*WRITTEN EXERCISE*. Identify the lines bearing the string "values" and gather them.

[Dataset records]
==========
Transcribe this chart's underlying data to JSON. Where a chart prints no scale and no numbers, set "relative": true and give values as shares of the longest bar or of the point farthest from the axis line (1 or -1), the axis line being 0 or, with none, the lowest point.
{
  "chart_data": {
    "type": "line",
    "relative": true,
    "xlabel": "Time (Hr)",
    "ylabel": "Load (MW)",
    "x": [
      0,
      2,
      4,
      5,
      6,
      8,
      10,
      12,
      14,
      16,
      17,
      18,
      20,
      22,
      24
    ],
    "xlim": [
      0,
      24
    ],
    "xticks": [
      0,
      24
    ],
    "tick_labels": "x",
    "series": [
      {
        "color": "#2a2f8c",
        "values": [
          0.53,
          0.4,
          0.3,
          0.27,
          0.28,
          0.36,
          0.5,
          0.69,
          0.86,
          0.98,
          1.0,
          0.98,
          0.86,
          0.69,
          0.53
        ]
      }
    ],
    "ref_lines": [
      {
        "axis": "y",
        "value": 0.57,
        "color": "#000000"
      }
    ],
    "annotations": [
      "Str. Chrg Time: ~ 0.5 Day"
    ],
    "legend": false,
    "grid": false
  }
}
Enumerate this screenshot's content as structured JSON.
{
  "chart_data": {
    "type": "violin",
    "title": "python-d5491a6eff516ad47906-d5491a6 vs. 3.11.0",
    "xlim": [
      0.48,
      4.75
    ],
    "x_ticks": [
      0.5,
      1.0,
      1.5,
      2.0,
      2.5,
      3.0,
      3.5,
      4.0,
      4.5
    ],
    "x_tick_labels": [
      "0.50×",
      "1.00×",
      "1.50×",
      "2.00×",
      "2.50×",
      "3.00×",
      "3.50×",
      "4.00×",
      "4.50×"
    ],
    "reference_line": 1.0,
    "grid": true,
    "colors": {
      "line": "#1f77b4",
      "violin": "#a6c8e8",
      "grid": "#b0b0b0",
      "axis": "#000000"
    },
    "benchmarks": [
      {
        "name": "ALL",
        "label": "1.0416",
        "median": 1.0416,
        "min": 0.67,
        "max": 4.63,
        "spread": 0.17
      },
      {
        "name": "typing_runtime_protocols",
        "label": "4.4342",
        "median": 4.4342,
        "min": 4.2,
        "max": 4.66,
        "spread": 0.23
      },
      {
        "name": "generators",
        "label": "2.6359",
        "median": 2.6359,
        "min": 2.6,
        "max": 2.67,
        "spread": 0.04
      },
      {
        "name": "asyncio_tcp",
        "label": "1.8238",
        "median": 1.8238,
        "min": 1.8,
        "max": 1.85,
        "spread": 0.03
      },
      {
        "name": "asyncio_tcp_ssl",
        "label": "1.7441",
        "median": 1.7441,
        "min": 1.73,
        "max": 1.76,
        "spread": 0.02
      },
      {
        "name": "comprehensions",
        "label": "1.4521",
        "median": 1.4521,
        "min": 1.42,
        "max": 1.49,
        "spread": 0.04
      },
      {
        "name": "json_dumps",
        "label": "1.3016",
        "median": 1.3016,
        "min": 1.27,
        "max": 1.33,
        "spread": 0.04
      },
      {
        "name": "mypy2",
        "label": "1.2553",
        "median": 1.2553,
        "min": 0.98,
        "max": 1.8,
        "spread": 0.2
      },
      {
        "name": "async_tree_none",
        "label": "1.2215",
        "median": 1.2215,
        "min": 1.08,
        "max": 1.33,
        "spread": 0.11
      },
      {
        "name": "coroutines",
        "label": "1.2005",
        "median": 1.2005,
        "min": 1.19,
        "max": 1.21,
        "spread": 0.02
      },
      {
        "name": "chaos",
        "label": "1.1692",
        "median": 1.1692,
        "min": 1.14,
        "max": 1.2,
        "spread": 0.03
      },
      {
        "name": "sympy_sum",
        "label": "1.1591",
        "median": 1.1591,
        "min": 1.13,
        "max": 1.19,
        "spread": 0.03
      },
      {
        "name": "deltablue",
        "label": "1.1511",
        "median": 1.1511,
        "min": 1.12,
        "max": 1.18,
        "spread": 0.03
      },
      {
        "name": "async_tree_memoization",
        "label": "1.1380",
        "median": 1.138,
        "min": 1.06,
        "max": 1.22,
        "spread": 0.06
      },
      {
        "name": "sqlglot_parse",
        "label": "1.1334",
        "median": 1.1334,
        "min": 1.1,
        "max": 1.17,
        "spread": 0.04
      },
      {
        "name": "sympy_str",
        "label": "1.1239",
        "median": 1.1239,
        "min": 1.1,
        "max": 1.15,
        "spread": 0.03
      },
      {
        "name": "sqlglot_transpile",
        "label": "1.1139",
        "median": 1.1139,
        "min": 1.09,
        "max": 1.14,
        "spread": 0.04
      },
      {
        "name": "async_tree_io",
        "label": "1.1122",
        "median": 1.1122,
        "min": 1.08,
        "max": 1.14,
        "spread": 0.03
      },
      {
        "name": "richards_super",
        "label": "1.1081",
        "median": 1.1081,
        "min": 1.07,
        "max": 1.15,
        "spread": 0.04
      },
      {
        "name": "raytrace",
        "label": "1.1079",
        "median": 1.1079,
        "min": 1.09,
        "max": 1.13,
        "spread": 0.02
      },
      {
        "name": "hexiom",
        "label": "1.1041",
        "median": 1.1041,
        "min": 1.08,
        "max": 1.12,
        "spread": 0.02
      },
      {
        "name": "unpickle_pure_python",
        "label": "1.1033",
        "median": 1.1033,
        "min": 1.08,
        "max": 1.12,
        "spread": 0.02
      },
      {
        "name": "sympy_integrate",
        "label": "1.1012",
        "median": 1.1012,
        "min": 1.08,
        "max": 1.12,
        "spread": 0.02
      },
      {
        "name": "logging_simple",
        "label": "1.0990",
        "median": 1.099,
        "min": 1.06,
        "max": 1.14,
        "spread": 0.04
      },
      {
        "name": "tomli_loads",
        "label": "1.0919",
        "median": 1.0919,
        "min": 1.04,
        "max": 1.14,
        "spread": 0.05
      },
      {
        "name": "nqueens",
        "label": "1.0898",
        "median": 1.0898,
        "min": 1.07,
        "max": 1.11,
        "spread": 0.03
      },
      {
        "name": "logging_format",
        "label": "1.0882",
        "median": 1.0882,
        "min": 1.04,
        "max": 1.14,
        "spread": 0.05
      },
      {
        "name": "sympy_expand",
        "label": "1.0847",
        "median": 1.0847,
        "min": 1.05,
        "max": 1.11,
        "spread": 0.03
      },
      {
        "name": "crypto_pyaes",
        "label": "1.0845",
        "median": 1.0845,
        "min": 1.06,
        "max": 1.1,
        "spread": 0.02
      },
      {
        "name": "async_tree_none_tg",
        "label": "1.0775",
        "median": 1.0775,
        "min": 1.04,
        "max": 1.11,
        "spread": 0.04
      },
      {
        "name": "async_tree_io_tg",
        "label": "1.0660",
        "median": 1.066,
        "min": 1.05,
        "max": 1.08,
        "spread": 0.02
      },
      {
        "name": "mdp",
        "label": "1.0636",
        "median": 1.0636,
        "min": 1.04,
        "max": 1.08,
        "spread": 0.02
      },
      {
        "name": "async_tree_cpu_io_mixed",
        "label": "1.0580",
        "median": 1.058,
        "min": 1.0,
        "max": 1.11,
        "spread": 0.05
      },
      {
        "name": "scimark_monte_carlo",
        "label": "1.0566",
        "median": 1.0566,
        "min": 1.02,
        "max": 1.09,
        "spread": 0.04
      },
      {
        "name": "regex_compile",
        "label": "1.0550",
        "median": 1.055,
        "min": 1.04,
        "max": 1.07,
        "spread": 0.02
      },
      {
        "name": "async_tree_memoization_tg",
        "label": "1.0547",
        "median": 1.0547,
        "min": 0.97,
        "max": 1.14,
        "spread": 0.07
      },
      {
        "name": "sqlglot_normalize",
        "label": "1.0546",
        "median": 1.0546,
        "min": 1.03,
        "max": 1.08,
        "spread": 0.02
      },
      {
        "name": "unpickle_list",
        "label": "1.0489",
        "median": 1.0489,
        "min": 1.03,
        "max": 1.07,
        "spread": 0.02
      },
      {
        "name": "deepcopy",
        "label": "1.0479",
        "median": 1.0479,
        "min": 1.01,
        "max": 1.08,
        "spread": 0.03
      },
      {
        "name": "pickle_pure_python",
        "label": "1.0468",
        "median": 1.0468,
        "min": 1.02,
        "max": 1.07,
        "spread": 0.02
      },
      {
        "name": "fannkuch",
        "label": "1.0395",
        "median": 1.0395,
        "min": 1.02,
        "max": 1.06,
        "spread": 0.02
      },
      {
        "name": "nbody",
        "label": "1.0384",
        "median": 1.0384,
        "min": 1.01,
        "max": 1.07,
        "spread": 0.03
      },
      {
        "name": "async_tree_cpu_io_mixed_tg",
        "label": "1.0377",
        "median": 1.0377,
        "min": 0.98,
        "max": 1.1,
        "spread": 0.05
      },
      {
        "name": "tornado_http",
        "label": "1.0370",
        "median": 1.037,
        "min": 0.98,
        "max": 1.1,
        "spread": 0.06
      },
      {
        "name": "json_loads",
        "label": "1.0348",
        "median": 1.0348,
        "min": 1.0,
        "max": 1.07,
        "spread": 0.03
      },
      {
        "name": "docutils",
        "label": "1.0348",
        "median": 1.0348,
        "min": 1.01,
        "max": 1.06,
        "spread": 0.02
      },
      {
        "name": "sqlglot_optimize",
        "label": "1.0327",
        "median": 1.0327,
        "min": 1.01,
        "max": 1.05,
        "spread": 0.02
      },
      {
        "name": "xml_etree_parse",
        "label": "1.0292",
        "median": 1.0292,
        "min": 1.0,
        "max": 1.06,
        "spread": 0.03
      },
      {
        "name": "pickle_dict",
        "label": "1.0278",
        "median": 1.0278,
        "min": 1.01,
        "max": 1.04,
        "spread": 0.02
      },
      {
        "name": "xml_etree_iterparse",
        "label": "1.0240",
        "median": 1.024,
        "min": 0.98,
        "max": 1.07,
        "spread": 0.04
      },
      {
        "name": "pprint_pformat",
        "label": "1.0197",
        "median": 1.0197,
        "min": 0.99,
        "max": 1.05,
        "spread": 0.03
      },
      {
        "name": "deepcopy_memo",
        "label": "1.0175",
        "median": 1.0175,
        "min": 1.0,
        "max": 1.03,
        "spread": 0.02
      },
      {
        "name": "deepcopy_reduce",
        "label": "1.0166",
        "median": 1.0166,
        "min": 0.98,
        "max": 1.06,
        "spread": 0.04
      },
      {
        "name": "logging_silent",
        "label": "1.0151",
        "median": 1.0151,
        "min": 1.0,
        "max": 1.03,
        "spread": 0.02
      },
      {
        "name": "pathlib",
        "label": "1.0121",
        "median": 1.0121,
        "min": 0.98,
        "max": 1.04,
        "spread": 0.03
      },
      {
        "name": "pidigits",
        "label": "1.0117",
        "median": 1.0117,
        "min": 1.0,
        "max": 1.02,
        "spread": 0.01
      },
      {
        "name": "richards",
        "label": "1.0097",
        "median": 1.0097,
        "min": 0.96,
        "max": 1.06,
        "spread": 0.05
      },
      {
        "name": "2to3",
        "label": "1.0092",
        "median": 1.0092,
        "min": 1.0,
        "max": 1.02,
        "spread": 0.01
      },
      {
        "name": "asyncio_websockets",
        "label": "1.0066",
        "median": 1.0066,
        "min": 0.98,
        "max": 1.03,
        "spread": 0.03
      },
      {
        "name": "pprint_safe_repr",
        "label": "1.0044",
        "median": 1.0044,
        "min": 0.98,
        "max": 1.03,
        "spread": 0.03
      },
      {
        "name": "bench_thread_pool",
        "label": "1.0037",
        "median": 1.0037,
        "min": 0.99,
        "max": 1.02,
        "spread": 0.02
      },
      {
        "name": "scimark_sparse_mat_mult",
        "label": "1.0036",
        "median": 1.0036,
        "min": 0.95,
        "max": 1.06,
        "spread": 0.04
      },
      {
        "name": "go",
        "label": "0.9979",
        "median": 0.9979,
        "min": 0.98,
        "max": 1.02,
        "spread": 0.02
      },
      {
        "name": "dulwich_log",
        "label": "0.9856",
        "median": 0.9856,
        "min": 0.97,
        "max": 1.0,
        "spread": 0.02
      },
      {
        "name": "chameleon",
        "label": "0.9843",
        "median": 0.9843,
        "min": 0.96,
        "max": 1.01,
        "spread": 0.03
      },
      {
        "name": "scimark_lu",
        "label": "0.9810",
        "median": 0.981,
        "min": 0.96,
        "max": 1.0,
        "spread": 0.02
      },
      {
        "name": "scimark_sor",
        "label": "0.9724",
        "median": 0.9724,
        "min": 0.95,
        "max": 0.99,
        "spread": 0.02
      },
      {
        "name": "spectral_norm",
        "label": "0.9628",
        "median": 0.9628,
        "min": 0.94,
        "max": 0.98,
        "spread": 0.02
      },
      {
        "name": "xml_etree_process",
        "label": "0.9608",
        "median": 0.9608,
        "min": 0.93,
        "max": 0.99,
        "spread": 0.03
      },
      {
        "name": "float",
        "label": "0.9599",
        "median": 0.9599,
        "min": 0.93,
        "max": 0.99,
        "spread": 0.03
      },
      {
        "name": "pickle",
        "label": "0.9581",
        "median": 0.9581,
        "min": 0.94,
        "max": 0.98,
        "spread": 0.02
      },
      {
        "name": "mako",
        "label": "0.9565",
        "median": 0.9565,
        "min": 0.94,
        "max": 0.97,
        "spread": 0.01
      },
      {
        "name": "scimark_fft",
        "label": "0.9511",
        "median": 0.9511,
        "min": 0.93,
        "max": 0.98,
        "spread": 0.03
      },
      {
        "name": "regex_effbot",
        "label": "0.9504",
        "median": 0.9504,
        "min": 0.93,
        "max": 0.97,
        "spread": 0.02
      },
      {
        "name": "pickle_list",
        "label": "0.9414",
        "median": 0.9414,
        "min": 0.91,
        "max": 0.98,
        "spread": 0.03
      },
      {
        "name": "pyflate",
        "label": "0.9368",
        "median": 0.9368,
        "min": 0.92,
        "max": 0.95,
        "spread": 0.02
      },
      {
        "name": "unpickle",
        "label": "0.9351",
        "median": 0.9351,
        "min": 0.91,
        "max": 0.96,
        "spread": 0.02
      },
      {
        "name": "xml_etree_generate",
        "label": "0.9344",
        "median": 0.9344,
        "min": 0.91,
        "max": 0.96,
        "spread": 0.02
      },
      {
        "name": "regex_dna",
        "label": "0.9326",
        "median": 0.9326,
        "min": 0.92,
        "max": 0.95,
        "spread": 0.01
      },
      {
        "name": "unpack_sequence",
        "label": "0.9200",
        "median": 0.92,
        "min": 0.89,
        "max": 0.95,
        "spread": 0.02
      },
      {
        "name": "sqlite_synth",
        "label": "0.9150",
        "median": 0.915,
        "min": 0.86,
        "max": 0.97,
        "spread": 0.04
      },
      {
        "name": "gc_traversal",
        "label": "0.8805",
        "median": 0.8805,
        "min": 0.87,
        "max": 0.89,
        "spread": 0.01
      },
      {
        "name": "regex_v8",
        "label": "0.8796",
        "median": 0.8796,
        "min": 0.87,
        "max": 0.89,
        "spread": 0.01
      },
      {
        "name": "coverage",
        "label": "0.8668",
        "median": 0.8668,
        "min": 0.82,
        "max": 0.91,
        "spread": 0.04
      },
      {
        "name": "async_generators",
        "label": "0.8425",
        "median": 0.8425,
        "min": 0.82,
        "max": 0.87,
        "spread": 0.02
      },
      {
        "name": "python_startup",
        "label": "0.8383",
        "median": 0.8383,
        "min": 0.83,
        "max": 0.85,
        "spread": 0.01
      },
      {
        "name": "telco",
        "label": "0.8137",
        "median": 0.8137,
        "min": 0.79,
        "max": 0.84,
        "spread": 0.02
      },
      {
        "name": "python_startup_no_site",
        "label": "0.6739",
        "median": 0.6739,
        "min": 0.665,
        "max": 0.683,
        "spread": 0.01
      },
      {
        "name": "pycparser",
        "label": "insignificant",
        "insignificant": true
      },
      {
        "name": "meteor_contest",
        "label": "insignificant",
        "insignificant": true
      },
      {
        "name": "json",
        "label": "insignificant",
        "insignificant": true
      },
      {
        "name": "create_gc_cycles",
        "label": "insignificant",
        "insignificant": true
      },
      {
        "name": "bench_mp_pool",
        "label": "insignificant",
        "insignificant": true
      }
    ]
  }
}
==========
*THE RESPONSE*.
Transcribe this chart's underlying data to JSON. Where a chart prints no scale and no numbers, set "relative": true and give values as shares of the longest bar or of the point farthest from the axis line (1 or -1), the axis line being 0 or, with none, the lowest point.
        "values": [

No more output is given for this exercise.